- **Problem statement**: Starting at the line that contains "Type out the text in this image.", transcribe every remaining line of the entries exactly, including the last one.

==== The records ====

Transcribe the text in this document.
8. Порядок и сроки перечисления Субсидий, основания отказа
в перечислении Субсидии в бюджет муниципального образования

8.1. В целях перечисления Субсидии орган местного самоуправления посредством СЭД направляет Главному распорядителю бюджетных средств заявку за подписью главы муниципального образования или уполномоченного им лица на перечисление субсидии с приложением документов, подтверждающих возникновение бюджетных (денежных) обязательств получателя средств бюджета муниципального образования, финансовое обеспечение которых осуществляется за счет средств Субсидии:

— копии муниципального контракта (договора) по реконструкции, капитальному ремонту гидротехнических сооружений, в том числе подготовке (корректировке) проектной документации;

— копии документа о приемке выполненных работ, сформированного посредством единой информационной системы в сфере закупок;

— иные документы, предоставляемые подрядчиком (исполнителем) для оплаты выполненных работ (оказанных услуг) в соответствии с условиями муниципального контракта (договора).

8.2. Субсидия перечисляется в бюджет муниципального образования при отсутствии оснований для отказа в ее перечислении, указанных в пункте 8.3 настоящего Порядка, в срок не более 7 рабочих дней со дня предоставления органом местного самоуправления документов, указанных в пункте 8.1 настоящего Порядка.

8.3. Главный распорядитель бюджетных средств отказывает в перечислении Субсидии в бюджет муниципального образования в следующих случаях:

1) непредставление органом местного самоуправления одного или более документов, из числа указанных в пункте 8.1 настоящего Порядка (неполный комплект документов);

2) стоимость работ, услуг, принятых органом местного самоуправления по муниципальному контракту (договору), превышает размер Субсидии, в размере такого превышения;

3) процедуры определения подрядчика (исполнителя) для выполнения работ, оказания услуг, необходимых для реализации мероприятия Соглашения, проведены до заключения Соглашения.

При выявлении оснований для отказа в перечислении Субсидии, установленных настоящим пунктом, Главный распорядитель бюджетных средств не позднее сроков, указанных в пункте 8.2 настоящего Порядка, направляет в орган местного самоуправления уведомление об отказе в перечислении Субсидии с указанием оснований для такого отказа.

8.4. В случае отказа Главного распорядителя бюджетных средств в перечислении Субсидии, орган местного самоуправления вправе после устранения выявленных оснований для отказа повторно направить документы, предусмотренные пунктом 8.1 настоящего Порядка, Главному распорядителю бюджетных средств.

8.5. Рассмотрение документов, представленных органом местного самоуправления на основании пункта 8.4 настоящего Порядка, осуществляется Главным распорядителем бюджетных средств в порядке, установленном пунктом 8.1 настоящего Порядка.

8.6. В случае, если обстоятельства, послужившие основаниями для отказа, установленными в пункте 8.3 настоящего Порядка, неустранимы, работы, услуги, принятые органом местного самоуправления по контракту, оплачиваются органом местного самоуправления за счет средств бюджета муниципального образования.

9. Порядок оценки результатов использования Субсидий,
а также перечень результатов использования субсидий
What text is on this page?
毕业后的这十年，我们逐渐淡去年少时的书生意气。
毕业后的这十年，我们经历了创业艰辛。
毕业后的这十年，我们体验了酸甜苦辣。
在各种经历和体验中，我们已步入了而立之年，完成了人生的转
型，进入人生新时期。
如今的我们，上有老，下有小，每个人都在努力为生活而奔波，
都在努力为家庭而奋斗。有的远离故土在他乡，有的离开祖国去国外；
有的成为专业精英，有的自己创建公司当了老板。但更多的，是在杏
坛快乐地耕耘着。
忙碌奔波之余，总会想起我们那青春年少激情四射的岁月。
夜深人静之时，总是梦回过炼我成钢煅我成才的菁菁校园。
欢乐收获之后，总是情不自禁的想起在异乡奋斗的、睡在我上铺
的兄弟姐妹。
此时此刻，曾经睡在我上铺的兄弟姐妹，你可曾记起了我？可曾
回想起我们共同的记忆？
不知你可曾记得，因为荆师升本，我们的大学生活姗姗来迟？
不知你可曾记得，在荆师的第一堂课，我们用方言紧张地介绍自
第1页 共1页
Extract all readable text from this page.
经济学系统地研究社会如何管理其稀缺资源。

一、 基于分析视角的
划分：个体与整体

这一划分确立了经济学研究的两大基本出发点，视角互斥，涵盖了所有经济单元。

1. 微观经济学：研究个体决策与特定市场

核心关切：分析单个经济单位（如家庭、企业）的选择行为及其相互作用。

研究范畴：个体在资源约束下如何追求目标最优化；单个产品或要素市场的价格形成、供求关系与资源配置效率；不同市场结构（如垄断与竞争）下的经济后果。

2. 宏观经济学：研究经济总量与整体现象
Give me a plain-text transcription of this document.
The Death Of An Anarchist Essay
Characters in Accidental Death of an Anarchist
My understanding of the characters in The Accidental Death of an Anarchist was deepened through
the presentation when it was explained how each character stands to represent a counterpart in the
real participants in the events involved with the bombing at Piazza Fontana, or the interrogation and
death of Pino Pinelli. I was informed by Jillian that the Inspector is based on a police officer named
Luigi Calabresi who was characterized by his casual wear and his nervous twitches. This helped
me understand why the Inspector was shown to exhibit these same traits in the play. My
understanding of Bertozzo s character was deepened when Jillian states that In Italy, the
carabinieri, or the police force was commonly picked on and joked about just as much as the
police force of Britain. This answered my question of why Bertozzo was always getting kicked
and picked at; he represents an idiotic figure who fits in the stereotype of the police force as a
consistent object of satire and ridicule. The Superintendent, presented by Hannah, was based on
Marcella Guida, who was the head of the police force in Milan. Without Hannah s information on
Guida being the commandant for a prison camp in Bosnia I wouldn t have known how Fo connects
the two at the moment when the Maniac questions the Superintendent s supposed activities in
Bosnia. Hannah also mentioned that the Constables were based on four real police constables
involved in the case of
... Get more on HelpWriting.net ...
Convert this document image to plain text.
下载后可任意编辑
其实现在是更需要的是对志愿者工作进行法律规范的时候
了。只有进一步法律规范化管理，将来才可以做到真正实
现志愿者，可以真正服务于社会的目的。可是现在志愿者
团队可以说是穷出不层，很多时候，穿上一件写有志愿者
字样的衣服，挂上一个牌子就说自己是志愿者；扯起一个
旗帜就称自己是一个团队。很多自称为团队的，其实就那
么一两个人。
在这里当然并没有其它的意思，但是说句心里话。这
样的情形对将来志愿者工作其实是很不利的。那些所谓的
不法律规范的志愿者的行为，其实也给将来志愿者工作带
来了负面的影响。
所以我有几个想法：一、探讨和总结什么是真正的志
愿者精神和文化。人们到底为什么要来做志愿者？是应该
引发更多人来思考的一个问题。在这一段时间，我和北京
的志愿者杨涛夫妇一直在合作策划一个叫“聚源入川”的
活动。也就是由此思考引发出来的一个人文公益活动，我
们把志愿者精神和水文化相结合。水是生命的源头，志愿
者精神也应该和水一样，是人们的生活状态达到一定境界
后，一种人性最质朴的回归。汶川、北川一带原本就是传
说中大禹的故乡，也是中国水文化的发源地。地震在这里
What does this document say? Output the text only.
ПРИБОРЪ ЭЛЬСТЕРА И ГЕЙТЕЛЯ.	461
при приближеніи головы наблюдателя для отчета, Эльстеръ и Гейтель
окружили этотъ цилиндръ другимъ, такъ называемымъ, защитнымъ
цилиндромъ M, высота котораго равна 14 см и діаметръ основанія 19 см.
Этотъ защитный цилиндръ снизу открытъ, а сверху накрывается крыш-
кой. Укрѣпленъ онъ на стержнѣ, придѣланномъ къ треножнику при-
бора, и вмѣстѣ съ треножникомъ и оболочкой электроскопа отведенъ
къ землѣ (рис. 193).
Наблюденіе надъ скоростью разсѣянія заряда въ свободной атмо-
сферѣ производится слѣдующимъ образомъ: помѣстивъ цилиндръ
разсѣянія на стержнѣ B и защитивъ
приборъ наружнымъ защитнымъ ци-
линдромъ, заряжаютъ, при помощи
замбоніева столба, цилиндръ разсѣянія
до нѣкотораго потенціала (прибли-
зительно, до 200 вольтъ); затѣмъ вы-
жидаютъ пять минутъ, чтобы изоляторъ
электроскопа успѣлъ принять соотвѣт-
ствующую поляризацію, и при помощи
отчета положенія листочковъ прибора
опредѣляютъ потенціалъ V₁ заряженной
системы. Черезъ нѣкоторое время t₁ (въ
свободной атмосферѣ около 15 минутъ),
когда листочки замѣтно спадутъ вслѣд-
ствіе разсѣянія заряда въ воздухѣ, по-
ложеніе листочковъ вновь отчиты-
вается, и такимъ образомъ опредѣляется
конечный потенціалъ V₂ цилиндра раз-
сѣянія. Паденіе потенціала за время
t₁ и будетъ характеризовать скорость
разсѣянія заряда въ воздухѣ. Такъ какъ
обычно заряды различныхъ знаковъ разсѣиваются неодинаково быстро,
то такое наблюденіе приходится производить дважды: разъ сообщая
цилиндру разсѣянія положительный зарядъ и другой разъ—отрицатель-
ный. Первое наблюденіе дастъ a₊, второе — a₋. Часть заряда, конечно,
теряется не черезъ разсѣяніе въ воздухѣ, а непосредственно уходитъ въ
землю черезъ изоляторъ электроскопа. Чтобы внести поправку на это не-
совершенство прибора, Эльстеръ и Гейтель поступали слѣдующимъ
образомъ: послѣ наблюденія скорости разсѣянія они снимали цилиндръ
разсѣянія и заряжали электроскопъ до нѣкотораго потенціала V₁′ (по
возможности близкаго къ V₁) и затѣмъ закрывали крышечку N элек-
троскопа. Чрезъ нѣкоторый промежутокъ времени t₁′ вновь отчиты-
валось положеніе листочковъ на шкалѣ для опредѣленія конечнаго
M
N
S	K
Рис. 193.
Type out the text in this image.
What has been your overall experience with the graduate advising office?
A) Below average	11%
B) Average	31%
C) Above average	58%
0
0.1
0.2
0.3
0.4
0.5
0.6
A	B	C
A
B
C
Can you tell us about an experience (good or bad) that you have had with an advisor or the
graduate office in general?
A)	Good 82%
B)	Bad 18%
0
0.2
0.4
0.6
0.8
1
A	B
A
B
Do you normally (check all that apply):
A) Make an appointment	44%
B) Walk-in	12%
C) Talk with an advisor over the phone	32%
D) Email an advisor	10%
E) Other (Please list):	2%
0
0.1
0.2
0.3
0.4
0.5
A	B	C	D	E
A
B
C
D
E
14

====

- **Correct response**:
Type out the text in this image.
What has been your overall experience with the graduate advising office?
A) Below average	11%
B) Average	31%
C) Above average	58%
0
0.1
0.2
0.3
0.4
0.5
0.6
A	B	C
A
B
C
Can you tell us about an experience (good or bad) that you have had with an advisor or the
graduate office in general?
A)	Good 82%
B)	Bad 18%
0
0.2
0.4
0.6
0.8
1
A	B
A
B
Do you normally (check all that apply):
A) Make an appointment	44%
B) Walk-in	12%
C) Talk with an advisor over the phone	32%
D) Email an advisor	10%
E) Other (Please list):	2%
0
0.1
0.2
0.3
0.4
0.5
A	B	C	D	E
A
B
C
D
E
14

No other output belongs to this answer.